**Exercise directions:**
Check each line below for the word "Pagoda", and copy those that have it.

**Data for the task:**

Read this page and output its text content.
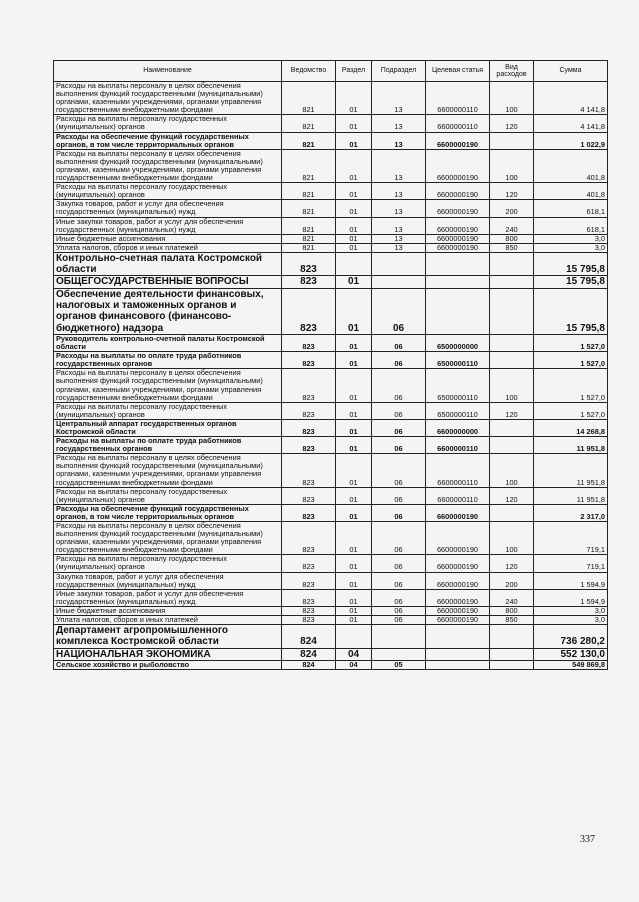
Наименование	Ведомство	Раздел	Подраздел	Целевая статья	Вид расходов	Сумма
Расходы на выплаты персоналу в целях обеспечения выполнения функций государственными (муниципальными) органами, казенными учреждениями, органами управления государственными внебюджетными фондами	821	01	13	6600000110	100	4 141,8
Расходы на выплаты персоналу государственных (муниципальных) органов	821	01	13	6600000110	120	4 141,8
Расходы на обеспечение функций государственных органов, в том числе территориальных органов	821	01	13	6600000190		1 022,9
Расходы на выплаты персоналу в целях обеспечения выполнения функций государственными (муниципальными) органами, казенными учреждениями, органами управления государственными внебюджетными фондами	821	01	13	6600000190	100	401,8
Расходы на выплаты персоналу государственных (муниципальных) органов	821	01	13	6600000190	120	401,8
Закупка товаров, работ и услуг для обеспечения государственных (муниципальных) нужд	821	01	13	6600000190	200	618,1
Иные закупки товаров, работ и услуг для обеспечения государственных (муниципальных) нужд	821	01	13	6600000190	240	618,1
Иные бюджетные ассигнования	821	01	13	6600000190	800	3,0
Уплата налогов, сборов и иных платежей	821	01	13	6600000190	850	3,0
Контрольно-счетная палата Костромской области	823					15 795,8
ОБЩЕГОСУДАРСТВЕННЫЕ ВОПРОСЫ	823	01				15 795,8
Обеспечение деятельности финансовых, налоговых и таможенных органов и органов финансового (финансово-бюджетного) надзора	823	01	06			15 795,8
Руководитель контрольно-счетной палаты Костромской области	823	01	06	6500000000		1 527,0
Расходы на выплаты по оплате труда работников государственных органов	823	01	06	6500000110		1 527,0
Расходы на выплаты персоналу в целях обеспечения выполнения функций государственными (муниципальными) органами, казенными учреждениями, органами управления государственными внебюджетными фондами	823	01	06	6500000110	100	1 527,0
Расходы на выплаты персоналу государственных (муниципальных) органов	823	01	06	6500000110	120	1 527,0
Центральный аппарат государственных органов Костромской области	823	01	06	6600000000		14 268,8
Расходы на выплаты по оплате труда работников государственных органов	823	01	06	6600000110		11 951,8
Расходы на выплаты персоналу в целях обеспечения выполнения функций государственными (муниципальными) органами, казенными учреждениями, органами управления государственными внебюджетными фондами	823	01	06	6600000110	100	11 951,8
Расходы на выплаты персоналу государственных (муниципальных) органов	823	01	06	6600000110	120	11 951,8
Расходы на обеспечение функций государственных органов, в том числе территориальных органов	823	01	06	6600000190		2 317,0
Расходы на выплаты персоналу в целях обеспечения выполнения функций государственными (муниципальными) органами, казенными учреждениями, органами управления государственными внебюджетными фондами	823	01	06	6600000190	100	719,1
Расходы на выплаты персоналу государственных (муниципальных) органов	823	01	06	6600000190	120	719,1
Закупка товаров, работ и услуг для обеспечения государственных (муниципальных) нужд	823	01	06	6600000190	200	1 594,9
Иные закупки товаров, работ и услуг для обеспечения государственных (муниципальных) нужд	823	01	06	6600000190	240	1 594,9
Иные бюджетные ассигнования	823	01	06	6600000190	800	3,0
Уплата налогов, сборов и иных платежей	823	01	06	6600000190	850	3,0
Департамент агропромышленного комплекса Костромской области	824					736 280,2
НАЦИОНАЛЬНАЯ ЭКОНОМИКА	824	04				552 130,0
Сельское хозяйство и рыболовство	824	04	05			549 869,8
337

---

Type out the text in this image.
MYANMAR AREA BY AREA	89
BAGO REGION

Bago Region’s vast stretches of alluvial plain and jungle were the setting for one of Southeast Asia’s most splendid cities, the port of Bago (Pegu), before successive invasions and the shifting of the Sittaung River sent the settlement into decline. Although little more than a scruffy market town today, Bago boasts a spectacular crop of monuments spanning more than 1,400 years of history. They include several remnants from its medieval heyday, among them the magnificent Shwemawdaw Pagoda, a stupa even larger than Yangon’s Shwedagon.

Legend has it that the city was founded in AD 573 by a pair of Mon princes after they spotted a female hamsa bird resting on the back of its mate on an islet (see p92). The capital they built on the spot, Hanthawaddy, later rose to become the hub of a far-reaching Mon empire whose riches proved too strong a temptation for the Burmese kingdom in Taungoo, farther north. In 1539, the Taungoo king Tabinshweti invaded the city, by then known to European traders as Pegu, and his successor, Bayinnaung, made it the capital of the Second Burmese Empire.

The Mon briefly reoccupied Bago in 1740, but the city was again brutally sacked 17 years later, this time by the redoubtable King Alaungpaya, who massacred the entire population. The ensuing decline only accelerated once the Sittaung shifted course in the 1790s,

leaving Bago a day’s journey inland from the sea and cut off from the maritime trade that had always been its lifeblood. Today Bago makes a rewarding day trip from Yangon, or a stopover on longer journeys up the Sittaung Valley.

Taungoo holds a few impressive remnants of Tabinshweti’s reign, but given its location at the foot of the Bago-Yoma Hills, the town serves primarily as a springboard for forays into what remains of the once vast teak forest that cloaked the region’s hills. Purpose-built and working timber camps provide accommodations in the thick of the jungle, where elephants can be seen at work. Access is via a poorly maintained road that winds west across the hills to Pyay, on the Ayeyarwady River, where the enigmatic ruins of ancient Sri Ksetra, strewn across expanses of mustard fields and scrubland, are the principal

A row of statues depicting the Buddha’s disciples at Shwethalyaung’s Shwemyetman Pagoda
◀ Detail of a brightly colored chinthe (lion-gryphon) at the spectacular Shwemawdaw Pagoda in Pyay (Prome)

**Reply to the task:**
Bago Region’s vast stretches of alluvial plain and jungle were the setting for one of Southeast Asia’s most splendid cities, the port of Bago (Pegu), before successive invasions and the shifting of the Sittaung River sent the settlement into decline. Although little more than a scruffy market town today, Bago boasts a spectacular crop of monuments spanning more than 1,400 years of history. They include several remnants from its medieval heyday, among them the magnificent Shwemawdaw Pagoda, a stupa even larger than Yangon’s Shwedagon.
A row of statues depicting the Buddha’s disciples at Shwethalyaung’s Shwemyetman Pagoda
◀ Detail of a brightly colored chinthe (lion-gryphon) at the spectacular Shwemawdaw Pagoda in Pyay (Prome)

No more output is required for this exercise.